EXERCISE DETAILS
Which lines hold the string "icon"? Copy every one of them.

* start *

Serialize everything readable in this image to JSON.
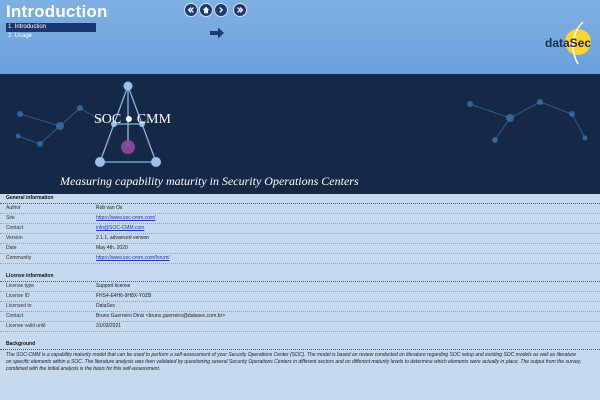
{
  "header": {
    "title": "Introduction",
    "nav_items": [
      "1. Introduction",
      "2. Usage"
    ],
    "logo_text": "dataSec",
    "colors": {
      "band": "#6aa0da",
      "button": "#1c3b72",
      "banner": "#142848"
    },
    "nav_buttons": [
      {
        "name": "first-page-button",
        "icon": "double-left-icon"
      },
      {
        "name": "home-button",
        "icon": "home-icon"
      },
      {
        "name": "next-page-button",
        "icon": "right-icon"
      },
      {
        "name": "last-page-button",
        "icon": "double-right-icon"
      }
    ]
  },
  "banner": {
    "title": "SOC ● CMM",
    "subtitle": "Measuring capability maturity in Security Operations Centers"
  },
  "general": {
    "heading": "General information",
    "rows": [
      {
        "label": "Author",
        "value": "Rob van Os"
      },
      {
        "label": "Site",
        "value": "https://www.soc-cmm.com/"
      },
      {
        "label": "Contact",
        "value": "info@SOC-CMM.com"
      },
      {
        "label": "Version",
        "value": "2.1.1, advanced version"
      },
      {
        "label": "Date",
        "value": "May 4th, 2020"
      },
      {
        "label": "Community",
        "value": "https://www.soc-cmm.com/forum/"
      }
    ]
  },
  "license": {
    "heading": "License information",
    "rows": [
      {
        "label": "License type",
        "value": "Support license"
      },
      {
        "label": "License ID",
        "value": "FHS4-E4H6-9H8X-Y0ZB"
      },
      {
        "label": "Licensed to",
        "value": "DataSec"
      },
      {
        "label": "Contact",
        "value": "Bruno Guerreiro Diniz <bruno.guerreiro@datasec.com.br>"
      },
      {
        "label": "License valid until",
        "value": "31/03/2021"
      }
    ]
  },
  "background": {
    "heading": "Background",
    "text": "The SOC-CMM is a capability maturity model that can be used to perform a self-assessment of your Security Operations Center (SOC). The model is based on review conducted on literature regarding SOC setup and existing SOC models as well as literature on specific elements within a SOC. The literature analysis was then validated by questioning several Security Operations Centers in different sectors and on different maturity levels to determine which elements were actually in place. The output from the survey, combined with the initial analysis is the basis for this self-assessment."
  }
}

* end *

EXPECTED ANSWER
        "icon": "double-left-icon"
        "icon": "home-icon"
        "icon": "right-icon"
        "icon": "double-right-icon"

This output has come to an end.